(Records from a dataset)
● ● ● ● ●
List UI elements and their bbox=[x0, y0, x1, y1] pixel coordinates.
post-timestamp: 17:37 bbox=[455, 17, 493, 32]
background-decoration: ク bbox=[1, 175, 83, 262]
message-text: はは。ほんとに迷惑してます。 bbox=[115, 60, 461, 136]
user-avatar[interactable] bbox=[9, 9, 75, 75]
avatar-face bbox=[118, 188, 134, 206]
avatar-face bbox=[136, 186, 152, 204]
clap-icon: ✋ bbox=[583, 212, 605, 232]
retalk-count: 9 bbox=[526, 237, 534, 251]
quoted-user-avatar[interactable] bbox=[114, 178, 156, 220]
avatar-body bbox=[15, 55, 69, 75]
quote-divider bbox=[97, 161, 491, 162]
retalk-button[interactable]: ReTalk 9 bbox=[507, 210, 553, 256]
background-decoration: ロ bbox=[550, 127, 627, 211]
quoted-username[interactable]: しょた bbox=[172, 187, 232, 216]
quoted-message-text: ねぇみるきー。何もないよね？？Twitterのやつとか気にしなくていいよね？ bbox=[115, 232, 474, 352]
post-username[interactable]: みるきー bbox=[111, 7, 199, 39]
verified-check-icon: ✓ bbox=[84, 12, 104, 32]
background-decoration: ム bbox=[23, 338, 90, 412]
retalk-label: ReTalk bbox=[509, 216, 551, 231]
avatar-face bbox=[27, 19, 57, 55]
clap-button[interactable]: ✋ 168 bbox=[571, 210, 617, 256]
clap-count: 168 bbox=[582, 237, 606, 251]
● ● ● ● ●
## REQUIREMENT:
Reproduce every line of the entries above word for word, with nothing changed.

## FINAL RESULT:
List UI elements and their bbox=[x0, y0, x1, y1] pixel coordinates.
post-timestamp: 17:37 bbox=[455, 17, 493, 32]
background-decoration: ク bbox=[1, 175, 83, 262]
message-text: はは。ほんとに迷惑してます。 bbox=[115, 60, 461, 136]
user-avatar[interactable] bbox=[9, 9, 75, 75]
avatar-face bbox=[118, 188, 134, 206]
avatar-face bbox=[136, 186, 152, 204]
clap-icon: ✋ bbox=[583, 212, 605, 232]
retalk-count: 9 bbox=[526, 237, 534, 251]
quoted-user-avatar[interactable] bbox=[114, 178, 156, 220]
avatar-body bbox=[15, 55, 69, 75]
quote-divider bbox=[97, 161, 491, 162]
retalk-button[interactable]: ReTalk 9 bbox=[507, 210, 553, 256]
background-decoration: ロ bbox=[550, 127, 627, 211]
quoted-username[interactable]: しょた bbox=[172, 187, 232, 216]
quoted-message-text: ねぇみるきー。何もないよね？？Twitterのやつとか気にしなくていいよね？ bbox=[115, 232, 474, 352]
post-username[interactable]: みるきー bbox=[111, 7, 199, 39]
verified-check-icon: ✓ bbox=[84, 12, 104, 32]
background-decoration: ム bbox=[23, 338, 90, 412]
retalk-label: ReTalk bbox=[509, 216, 551, 231]
avatar-face bbox=[27, 19, 57, 55]
clap-button[interactable]: ✋ 168 bbox=[571, 210, 617, 256]
clap-count: 168 bbox=[582, 237, 606, 251]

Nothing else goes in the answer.